§ Exercise data:
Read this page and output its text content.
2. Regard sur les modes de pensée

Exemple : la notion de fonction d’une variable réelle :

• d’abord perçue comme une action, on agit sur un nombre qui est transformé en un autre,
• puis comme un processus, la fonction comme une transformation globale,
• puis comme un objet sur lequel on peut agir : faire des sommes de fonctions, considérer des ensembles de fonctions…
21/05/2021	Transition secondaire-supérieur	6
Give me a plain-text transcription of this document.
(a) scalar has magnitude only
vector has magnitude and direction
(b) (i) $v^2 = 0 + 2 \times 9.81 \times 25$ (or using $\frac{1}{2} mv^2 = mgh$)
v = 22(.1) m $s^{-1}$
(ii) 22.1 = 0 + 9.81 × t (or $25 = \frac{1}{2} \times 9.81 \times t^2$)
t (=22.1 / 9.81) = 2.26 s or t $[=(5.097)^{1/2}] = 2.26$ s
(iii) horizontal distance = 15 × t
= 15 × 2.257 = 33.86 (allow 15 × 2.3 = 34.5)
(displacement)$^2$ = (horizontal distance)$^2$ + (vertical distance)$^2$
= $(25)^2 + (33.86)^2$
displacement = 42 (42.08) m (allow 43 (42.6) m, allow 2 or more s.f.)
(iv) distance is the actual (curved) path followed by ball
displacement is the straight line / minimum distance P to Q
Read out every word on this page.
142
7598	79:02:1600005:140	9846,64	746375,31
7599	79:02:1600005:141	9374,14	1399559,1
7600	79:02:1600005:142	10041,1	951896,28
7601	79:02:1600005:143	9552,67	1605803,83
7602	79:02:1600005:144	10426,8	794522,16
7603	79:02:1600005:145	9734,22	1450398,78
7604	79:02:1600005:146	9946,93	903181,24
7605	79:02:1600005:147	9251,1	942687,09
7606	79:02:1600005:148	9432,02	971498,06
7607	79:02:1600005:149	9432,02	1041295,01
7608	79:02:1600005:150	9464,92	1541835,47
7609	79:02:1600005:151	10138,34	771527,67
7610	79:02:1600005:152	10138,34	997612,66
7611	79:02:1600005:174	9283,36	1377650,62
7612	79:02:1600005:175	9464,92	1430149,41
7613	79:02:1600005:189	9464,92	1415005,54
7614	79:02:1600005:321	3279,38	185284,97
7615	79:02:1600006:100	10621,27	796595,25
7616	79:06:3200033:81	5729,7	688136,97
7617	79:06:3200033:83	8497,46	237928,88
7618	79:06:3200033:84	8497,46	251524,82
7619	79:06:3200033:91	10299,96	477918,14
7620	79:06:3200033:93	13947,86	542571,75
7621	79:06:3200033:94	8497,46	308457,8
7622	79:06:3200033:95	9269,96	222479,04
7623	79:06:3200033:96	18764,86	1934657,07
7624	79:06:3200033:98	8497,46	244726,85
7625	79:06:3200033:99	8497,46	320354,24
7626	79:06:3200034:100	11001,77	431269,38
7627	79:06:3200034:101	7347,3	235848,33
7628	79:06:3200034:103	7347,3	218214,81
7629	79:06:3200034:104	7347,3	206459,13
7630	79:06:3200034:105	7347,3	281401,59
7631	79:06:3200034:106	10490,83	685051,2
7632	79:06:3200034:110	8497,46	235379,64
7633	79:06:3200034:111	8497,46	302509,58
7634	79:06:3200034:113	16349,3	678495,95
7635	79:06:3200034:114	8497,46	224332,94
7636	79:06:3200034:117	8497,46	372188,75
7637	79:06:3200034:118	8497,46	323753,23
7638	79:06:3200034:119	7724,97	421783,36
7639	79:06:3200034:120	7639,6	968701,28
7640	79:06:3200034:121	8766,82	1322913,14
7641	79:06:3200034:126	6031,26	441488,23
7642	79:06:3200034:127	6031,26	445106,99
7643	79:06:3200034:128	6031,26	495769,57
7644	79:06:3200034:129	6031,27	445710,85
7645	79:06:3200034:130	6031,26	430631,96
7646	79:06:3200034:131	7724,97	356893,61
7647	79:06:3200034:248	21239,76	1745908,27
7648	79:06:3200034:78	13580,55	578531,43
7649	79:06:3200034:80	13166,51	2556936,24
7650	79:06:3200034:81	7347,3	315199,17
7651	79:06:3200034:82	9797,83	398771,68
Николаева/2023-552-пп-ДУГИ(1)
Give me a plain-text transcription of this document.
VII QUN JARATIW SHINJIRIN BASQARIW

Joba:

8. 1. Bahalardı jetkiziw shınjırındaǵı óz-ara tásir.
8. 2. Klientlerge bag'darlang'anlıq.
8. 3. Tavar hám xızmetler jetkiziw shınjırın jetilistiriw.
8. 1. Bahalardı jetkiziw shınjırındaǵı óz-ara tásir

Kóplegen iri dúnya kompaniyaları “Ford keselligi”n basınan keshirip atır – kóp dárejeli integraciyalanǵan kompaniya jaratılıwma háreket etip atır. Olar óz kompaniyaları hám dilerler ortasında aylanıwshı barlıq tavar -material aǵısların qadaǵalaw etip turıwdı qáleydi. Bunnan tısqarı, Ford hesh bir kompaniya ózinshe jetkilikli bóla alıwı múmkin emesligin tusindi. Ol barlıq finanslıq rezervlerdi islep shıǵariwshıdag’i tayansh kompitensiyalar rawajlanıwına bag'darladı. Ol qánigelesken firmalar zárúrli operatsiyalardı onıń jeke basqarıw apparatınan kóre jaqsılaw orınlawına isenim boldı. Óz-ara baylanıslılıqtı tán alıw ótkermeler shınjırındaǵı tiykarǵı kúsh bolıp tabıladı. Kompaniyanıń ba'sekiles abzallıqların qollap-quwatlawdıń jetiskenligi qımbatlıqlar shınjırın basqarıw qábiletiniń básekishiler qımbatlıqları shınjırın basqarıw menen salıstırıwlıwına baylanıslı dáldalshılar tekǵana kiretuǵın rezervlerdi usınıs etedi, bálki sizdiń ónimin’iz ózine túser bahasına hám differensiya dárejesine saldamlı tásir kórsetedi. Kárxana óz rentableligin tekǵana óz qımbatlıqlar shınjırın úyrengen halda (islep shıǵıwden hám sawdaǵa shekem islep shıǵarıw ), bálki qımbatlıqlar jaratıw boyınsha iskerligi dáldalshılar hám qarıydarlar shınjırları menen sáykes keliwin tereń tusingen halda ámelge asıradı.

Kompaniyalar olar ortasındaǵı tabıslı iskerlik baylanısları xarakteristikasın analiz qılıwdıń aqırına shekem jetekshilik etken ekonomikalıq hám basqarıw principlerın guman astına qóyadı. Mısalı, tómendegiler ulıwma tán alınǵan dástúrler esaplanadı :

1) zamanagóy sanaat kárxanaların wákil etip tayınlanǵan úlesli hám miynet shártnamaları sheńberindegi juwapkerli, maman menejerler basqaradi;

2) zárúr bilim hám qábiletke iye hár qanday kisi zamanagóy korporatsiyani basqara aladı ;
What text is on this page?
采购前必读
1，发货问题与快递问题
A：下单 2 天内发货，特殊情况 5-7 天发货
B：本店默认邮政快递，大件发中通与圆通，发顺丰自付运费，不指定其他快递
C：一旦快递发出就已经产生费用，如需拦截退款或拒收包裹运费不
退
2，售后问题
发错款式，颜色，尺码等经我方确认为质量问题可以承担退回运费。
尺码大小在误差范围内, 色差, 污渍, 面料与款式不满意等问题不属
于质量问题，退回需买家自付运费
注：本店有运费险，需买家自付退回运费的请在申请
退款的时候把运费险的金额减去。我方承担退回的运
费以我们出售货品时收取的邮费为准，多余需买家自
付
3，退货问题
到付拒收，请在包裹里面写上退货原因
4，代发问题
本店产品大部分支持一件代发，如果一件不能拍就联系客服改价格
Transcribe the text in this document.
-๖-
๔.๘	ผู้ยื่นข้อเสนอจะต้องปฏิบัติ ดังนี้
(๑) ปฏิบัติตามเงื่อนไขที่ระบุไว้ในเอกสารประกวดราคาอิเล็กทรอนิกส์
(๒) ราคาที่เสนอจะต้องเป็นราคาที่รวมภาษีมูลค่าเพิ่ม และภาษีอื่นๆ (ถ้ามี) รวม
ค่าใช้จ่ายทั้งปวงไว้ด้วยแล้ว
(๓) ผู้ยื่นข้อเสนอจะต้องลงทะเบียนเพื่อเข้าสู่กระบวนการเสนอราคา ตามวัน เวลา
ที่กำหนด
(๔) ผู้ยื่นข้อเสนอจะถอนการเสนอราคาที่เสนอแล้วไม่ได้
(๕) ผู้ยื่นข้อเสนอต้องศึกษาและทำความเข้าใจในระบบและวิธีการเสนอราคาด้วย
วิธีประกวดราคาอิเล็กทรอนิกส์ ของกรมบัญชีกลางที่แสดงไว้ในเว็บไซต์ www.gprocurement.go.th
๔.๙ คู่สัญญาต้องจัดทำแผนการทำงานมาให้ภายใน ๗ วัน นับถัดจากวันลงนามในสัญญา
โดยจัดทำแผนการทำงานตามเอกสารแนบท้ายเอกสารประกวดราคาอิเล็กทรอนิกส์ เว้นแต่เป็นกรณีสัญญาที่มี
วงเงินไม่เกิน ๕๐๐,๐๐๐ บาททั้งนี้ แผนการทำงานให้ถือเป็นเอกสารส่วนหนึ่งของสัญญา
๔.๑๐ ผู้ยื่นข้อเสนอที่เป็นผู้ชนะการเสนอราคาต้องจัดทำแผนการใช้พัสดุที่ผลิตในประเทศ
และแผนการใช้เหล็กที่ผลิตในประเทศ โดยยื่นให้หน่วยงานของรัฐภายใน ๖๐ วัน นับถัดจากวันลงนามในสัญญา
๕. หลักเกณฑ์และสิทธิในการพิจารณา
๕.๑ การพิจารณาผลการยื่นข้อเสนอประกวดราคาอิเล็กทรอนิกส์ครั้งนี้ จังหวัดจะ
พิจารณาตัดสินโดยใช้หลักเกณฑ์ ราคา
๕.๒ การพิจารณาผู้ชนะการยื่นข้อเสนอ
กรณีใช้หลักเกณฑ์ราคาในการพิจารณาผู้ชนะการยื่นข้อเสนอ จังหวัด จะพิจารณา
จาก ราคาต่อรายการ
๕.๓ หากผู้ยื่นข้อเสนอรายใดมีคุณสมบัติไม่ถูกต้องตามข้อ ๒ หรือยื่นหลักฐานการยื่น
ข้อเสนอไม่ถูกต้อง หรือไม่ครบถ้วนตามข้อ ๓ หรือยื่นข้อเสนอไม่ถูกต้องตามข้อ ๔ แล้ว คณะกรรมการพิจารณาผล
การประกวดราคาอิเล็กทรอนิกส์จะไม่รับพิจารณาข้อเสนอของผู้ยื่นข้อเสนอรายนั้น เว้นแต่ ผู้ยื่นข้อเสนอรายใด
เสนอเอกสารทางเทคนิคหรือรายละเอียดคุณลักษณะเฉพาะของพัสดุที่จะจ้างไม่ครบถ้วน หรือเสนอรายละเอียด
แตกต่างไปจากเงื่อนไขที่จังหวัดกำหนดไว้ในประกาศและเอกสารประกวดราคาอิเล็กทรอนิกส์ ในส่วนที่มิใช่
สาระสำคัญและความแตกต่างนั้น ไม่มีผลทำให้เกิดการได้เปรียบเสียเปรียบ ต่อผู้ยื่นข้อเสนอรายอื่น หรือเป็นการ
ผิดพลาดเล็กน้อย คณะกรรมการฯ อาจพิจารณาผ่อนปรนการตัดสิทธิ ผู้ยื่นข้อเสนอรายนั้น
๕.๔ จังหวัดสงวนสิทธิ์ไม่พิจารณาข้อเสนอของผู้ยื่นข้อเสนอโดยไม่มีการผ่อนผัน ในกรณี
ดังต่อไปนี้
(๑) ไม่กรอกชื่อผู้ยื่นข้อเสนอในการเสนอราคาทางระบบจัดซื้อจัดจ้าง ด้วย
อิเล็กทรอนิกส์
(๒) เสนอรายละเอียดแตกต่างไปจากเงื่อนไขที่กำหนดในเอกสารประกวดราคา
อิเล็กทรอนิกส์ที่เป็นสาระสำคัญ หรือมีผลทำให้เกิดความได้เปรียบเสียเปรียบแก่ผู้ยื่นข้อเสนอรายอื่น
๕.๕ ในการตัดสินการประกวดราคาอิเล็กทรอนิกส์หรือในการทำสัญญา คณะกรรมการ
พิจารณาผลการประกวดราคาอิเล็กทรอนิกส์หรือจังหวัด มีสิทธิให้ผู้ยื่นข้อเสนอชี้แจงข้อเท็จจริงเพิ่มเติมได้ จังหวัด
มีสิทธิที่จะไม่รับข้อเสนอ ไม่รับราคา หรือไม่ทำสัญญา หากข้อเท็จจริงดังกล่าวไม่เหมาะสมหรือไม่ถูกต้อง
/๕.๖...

§ Set problem:
State how many lines of the entries above include the word "frac", offering no text other than the number.

§ Written solution:
2